— PROBLEM —
What lines of the data below hold the string "Arkitekter"? Copy each one.

— SUPPLIED DATA —
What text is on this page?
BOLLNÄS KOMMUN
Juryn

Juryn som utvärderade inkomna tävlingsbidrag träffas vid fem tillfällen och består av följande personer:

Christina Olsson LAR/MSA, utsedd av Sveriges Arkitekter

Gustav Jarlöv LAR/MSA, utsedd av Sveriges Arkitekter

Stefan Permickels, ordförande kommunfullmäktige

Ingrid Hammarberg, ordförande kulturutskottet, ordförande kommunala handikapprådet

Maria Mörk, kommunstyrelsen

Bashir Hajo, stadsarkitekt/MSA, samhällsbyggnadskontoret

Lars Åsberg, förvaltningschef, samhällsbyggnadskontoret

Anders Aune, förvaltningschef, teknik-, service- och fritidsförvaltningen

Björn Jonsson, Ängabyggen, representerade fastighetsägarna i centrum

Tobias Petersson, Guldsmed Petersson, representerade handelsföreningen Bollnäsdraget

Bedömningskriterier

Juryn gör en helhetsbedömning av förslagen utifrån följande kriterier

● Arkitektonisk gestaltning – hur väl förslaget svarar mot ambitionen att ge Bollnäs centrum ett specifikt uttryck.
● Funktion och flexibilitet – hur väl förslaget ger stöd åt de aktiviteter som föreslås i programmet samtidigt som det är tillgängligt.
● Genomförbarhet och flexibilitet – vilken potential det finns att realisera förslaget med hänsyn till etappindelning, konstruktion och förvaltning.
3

...

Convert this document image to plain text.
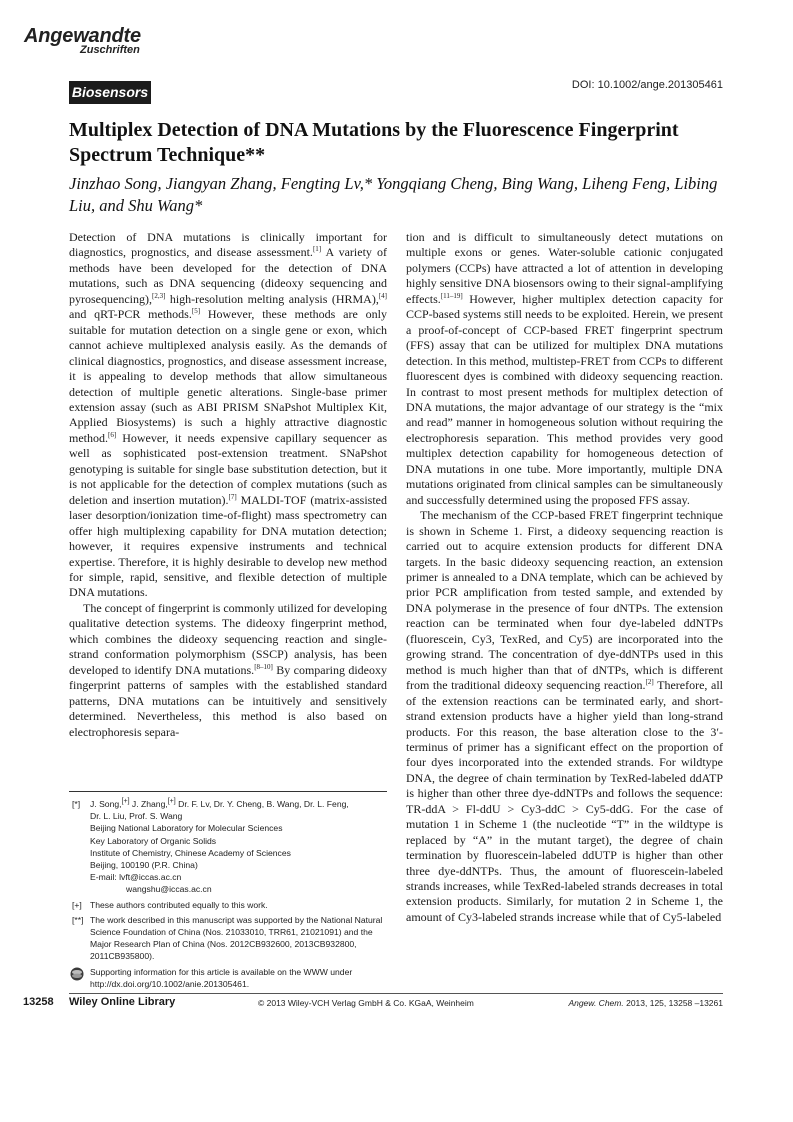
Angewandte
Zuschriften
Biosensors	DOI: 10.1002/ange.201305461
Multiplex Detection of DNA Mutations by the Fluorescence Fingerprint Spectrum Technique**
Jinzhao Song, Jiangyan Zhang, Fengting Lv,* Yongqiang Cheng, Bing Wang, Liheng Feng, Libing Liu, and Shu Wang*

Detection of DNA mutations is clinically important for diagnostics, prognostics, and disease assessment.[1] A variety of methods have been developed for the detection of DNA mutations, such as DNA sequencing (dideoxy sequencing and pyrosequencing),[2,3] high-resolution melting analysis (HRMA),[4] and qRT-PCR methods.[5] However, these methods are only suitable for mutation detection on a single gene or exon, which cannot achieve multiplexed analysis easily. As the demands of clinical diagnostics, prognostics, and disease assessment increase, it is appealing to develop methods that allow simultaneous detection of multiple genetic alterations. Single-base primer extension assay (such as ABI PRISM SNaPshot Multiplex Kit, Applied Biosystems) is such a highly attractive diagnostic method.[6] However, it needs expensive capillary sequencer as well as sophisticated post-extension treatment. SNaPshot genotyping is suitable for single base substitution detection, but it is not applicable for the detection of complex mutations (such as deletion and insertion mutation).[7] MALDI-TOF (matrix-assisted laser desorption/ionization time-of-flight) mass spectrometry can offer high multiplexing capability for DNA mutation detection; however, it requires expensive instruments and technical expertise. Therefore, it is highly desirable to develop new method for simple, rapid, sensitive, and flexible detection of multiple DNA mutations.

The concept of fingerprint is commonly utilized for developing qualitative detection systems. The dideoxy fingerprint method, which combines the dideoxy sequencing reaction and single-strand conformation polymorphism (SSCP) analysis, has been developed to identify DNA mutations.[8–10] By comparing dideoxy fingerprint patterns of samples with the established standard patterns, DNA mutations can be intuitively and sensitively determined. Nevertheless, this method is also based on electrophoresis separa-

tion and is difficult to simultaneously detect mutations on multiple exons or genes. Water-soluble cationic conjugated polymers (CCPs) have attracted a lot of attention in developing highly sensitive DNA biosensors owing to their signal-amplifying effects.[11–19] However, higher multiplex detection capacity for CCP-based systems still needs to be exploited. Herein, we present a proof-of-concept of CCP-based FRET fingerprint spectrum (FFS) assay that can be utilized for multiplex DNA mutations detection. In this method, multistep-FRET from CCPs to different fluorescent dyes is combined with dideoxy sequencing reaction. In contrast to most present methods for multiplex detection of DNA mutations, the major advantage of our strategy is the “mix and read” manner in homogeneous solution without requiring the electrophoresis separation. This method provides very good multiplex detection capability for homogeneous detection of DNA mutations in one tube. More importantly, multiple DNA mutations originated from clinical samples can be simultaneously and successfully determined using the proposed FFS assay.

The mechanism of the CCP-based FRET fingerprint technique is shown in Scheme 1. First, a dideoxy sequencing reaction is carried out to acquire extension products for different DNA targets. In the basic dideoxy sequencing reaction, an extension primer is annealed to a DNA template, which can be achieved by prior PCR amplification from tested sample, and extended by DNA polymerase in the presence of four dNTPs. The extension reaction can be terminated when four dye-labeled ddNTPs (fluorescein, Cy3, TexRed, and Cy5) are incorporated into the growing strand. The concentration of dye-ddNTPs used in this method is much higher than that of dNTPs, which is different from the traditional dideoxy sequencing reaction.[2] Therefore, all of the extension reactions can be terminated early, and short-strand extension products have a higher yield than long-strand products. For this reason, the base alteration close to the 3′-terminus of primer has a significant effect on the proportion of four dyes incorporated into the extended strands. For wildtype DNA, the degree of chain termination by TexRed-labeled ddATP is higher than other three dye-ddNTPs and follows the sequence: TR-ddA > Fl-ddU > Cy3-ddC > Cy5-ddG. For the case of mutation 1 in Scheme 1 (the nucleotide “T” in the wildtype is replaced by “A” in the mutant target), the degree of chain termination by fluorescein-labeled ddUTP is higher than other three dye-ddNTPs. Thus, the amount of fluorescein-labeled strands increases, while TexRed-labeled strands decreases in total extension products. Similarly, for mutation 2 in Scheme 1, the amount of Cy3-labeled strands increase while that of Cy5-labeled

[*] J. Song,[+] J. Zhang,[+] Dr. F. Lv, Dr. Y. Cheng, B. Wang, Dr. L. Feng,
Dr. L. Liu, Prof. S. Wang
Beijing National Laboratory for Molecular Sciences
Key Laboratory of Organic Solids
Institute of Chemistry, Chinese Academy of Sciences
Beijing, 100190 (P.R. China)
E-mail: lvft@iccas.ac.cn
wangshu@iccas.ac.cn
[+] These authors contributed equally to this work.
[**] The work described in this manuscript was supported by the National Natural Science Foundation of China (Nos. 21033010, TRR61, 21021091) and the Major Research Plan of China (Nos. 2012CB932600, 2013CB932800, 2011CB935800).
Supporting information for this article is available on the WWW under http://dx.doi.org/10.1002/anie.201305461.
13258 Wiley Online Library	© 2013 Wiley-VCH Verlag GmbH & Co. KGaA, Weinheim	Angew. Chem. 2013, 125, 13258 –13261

— RESPONSE BOX —
Christina Olsson LAR/MSA, utsedd av Sveriges Arkitekter
Gustav Jarlöv LAR/MSA, utsedd av Sveriges Arkitekter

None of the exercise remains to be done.